◆ **Exercise instructions**
Collect all lines from the listing that include the string "Precipitation".

--- START The input ---

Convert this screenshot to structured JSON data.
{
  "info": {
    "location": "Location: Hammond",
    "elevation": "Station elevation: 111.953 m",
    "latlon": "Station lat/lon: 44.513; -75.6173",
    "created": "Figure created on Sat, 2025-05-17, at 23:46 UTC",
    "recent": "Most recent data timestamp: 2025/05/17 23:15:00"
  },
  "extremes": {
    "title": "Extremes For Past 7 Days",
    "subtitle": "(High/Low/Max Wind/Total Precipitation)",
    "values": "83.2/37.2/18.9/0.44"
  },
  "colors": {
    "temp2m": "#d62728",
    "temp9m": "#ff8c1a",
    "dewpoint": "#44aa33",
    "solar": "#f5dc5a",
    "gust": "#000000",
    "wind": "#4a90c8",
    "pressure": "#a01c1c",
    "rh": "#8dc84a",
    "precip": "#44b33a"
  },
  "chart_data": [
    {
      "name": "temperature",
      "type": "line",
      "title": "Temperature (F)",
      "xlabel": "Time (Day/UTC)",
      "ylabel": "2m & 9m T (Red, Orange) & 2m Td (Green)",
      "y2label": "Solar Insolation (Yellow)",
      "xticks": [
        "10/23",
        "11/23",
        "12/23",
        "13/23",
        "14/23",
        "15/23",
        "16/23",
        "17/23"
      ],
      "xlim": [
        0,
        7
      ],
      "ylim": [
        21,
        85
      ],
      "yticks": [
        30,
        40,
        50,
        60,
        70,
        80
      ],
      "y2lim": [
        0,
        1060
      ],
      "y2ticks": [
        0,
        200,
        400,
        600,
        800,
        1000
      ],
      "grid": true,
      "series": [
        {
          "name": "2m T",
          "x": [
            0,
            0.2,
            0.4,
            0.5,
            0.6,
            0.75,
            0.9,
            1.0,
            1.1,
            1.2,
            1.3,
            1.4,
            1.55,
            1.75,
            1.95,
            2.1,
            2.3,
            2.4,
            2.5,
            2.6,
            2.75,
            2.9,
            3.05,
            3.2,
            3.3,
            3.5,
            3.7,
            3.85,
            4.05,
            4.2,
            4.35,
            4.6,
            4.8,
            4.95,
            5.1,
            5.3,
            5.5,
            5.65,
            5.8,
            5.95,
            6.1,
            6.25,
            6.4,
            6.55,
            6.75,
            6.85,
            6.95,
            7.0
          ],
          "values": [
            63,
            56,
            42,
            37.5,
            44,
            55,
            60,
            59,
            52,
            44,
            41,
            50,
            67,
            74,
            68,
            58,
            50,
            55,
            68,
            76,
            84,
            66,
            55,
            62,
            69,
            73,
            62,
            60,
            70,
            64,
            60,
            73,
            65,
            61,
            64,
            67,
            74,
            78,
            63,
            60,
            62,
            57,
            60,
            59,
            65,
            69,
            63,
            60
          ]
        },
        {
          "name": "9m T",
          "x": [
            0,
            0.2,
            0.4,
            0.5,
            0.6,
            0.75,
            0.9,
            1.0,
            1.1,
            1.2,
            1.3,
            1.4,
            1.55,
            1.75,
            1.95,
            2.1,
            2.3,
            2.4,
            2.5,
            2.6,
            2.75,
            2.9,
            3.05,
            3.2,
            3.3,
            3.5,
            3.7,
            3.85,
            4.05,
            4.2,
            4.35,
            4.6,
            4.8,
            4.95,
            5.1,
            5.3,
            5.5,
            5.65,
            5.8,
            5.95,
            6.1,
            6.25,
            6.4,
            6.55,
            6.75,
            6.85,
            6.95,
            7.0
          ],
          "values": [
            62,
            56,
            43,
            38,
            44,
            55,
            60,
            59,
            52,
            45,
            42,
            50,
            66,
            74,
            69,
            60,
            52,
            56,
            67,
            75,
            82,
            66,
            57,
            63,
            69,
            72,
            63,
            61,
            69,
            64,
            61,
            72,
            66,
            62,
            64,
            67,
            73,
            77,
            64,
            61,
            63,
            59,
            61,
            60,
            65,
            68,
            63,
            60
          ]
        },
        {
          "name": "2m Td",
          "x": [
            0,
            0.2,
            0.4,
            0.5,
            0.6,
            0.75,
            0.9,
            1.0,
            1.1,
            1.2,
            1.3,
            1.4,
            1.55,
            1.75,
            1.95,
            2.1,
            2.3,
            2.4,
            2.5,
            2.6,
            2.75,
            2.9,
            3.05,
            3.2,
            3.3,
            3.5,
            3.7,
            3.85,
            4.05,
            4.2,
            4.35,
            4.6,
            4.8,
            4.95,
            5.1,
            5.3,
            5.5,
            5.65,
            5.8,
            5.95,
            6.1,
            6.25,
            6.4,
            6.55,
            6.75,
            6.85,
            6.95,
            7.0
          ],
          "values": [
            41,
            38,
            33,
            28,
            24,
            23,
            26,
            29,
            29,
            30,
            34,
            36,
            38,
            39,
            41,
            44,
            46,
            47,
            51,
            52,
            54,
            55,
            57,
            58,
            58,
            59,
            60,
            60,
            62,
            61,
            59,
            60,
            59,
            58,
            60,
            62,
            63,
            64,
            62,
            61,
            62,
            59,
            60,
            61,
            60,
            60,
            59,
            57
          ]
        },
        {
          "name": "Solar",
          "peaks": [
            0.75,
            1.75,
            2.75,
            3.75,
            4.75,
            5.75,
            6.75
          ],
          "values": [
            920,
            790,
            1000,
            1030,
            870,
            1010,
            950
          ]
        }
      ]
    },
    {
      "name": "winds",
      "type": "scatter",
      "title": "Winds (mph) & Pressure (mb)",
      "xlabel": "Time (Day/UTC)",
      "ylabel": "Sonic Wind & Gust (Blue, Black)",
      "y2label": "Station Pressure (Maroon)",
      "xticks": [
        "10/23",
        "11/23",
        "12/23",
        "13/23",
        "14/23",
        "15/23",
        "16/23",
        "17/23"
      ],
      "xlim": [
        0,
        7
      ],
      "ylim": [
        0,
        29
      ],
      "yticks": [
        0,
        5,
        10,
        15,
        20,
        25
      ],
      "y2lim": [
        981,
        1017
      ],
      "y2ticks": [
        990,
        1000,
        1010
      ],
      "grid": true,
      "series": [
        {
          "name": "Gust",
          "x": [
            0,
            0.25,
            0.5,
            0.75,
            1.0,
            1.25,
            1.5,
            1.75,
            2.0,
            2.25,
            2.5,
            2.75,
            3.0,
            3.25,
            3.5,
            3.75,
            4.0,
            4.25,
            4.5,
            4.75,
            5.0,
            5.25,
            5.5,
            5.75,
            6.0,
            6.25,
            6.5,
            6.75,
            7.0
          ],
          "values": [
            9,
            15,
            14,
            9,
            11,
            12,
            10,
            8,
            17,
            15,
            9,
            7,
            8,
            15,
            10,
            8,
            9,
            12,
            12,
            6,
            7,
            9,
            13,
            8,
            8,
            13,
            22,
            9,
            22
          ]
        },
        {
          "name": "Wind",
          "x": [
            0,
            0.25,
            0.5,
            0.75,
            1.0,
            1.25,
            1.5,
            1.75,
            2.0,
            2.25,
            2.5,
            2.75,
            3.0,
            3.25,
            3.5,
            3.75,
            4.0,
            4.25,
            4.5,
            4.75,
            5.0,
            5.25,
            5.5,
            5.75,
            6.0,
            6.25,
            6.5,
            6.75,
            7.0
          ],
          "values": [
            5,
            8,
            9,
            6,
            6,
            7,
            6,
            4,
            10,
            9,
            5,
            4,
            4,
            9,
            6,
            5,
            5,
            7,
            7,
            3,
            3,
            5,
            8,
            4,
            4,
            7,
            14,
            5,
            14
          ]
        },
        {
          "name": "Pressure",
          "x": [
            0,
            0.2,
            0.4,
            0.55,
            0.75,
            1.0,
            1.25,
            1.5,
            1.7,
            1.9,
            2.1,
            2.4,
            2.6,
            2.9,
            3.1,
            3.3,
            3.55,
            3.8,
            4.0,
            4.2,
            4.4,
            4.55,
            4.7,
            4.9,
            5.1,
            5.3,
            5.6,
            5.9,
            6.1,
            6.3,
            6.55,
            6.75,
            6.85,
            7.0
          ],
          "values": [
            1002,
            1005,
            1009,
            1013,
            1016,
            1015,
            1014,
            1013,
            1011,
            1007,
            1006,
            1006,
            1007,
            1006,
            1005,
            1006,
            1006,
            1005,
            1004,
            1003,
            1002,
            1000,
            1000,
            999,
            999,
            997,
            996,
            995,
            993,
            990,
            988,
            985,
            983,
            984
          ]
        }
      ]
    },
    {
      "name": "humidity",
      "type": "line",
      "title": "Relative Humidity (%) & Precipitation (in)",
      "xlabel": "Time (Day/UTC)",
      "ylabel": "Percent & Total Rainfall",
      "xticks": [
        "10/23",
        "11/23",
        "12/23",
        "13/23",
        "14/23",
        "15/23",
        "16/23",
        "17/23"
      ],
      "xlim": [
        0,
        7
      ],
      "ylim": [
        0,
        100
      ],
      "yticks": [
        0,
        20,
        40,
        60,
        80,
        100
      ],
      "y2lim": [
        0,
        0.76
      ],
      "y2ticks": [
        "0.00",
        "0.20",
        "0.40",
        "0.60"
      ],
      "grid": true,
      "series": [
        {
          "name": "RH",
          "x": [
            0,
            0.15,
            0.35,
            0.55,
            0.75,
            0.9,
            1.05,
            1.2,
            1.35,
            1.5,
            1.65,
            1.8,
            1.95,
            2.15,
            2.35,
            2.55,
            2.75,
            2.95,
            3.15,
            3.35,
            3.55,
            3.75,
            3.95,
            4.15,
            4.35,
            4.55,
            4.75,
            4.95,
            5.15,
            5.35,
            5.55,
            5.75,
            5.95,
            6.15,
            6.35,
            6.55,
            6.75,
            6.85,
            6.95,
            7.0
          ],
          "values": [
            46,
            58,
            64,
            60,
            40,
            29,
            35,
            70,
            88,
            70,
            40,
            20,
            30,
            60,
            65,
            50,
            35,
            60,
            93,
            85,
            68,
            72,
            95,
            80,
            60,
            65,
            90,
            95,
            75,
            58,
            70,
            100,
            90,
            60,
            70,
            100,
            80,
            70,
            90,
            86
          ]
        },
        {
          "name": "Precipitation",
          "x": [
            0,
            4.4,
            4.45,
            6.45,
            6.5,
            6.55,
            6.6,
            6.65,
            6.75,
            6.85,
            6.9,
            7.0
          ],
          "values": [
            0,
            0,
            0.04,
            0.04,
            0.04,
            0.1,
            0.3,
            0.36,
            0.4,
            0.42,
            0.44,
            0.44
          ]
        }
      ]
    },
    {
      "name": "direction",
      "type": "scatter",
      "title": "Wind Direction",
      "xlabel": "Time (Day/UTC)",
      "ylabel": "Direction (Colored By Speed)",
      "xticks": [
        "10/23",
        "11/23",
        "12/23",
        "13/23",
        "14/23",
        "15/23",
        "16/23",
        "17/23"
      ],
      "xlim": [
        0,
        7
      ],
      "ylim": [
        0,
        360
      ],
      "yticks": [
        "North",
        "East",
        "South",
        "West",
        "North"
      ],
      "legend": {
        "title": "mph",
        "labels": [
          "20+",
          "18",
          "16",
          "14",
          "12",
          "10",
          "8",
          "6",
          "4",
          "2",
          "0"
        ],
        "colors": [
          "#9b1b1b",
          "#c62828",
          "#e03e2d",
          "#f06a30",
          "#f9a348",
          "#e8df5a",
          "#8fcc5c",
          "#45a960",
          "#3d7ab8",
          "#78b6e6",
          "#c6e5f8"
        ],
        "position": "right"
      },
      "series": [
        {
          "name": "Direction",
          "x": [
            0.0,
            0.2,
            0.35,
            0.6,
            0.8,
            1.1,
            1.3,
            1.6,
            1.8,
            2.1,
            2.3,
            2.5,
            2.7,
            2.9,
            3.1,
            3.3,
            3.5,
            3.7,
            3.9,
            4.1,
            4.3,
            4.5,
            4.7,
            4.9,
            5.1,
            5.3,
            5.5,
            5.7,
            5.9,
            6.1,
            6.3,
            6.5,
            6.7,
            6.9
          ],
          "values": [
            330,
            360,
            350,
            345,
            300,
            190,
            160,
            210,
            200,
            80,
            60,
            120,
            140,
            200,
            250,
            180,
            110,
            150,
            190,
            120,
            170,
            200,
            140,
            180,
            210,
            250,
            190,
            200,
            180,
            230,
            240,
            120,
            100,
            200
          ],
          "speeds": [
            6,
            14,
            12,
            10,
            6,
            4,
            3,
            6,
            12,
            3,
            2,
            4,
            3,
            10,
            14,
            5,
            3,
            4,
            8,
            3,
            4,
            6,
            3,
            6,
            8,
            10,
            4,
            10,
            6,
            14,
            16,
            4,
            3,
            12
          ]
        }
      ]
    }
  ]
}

--- END The input ---

◆ **Correct response**
    "subtitle": "(High/Low/Max Wind/Total Precipitation)",
      "title": "Relative Humidity (%) & Precipitation (in)",
          "name": "Precipitation",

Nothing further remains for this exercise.